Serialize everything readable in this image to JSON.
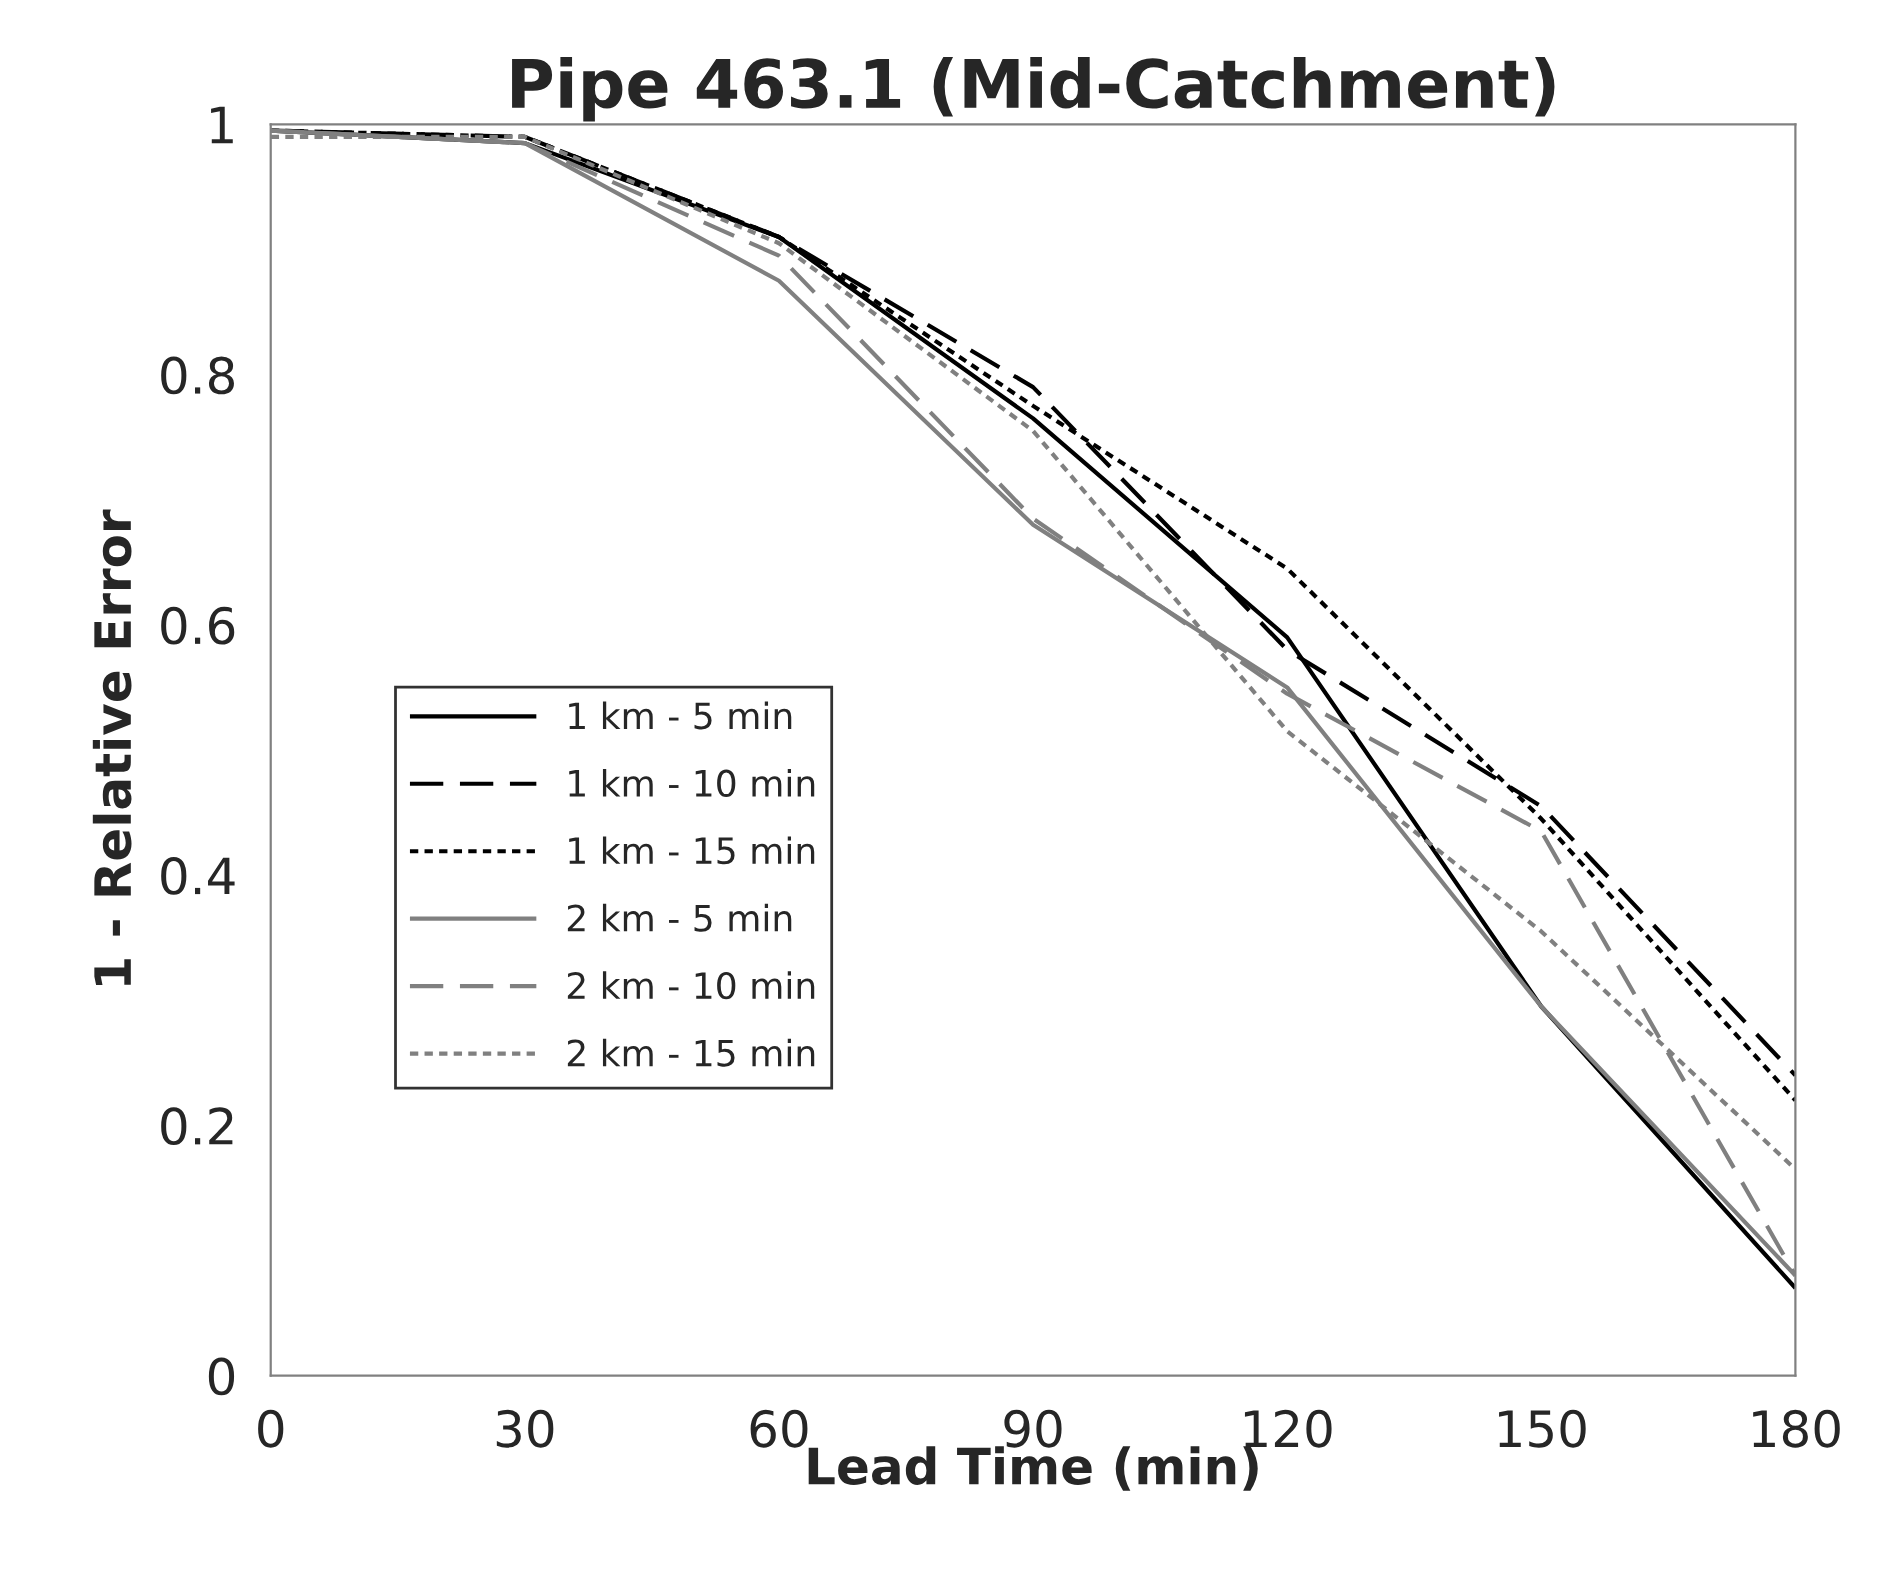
{
  "chart_data": {
    "type": "line",
    "title": "Pipe 463.1 (Mid-Catchment)",
    "xlabel": "Lead Time (min)",
    "ylabel": "1 - Relative Error",
    "x": [
      0,
      30,
      60,
      90,
      120,
      150,
      180
    ],
    "series": [
      {
        "name": "1 km - 5 min",
        "color": "#000000",
        "line_style": "solid",
        "values": [
          0.995,
          0.985,
          0.91,
          0.765,
          0.59,
          0.295,
          0.07
        ]
      },
      {
        "name": "1 km - 10 min",
        "color": "#000000",
        "line_style": "dashed",
        "values": [
          0.995,
          0.99,
          0.91,
          0.79,
          0.58,
          0.455,
          0.24
        ]
      },
      {
        "name": "1 km - 15 min",
        "color": "#000000",
        "line_style": "dotted",
        "values": [
          0.995,
          0.99,
          0.91,
          0.775,
          0.645,
          0.445,
          0.22
        ]
      },
      {
        "name": "2 km - 5 min",
        "color": "#808080",
        "line_style": "solid",
        "values": [
          0.995,
          0.985,
          0.875,
          0.68,
          0.55,
          0.295,
          0.08
        ]
      },
      {
        "name": "2 km - 10 min",
        "color": "#808080",
        "line_style": "dashed",
        "values": [
          0.995,
          0.985,
          0.895,
          0.685,
          0.545,
          0.435,
          0.08
        ]
      },
      {
        "name": "2 km - 15 min",
        "color": "#808080",
        "line_style": "dotted",
        "values": [
          0.99,
          0.99,
          0.905,
          0.755,
          0.515,
          0.355,
          0.165
        ]
      }
    ],
    "xlim": [
      0,
      180
    ],
    "xticks": [
      0,
      30,
      60,
      90,
      120,
      150,
      180
    ],
    "ylim": [
      0,
      1
    ],
    "yticks": [
      0,
      {
        "value": 0.2,
        "label": "0.2"
      },
      {
        "value": 0.4,
        "label": "0.4"
      },
      {
        "value": 0.6,
        "label": "0.6"
      },
      {
        "value": 0.8,
        "label": "0.8"
      },
      1
    ],
    "grid": false,
    "legend": "left",
    "marker": "none"
  }
}
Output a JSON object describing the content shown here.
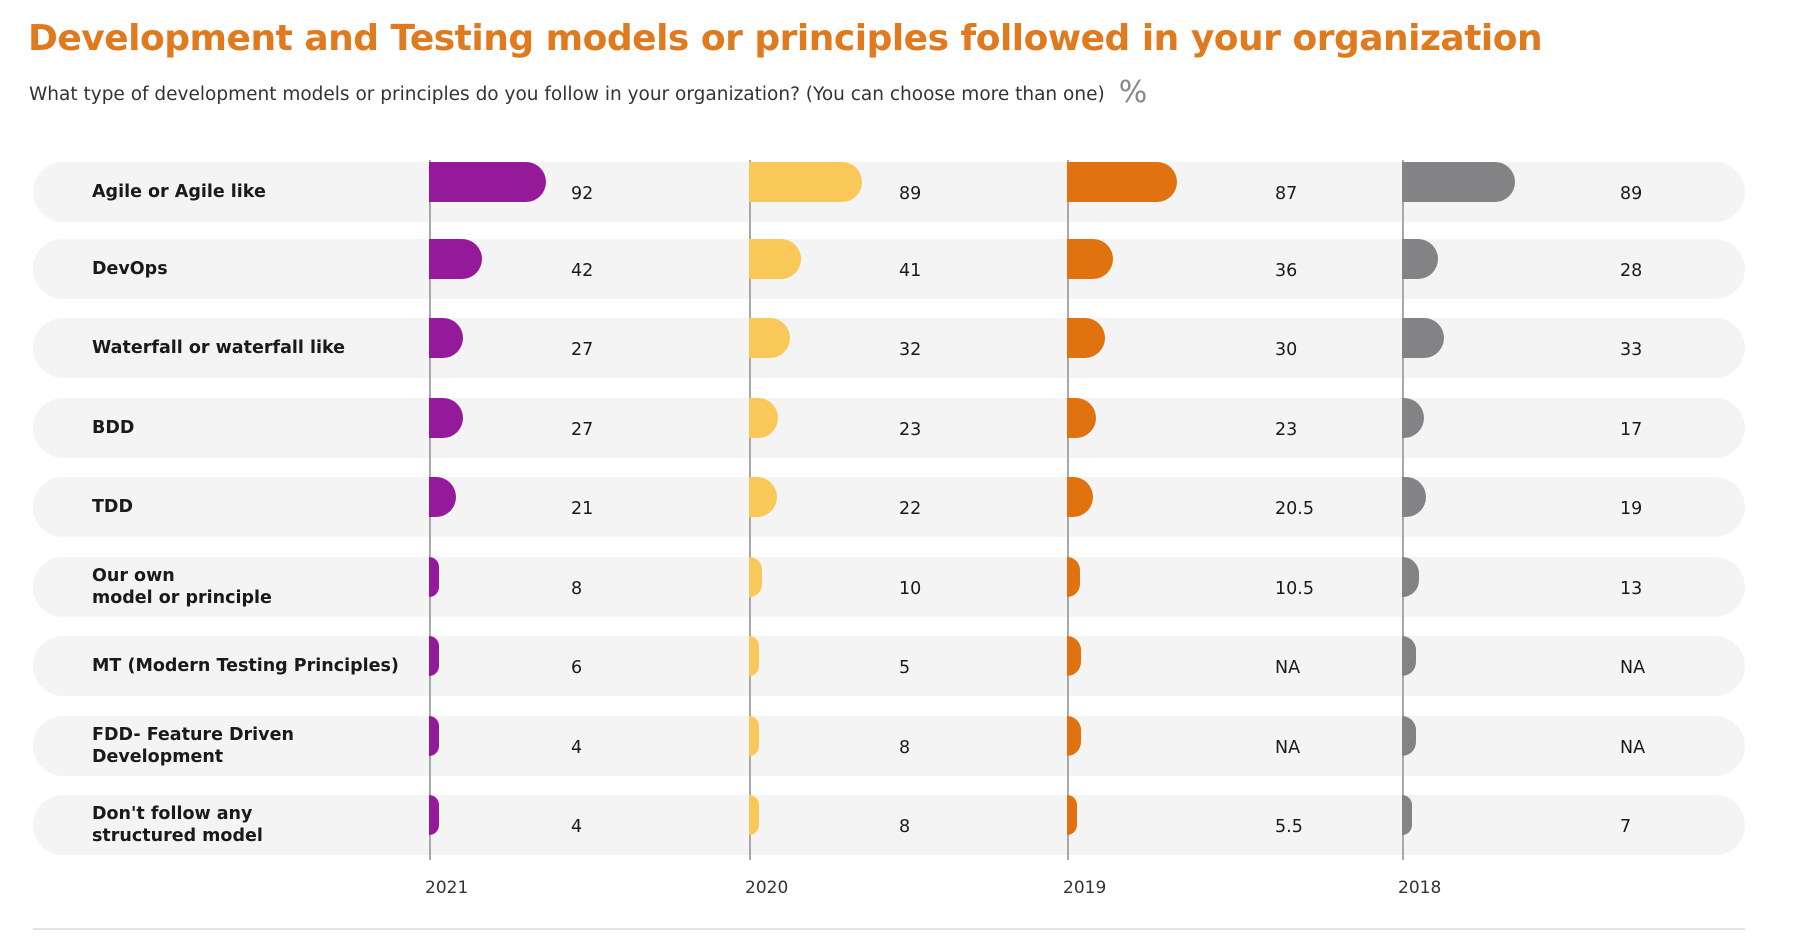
========================================================================
[PROMPT] All lines that include "JSON" are to be gathered and copied.

[RESULT OF THE EXERCISE]
Serialize everything readable in this image to JSON.
Output a JSON object describing the content shown here.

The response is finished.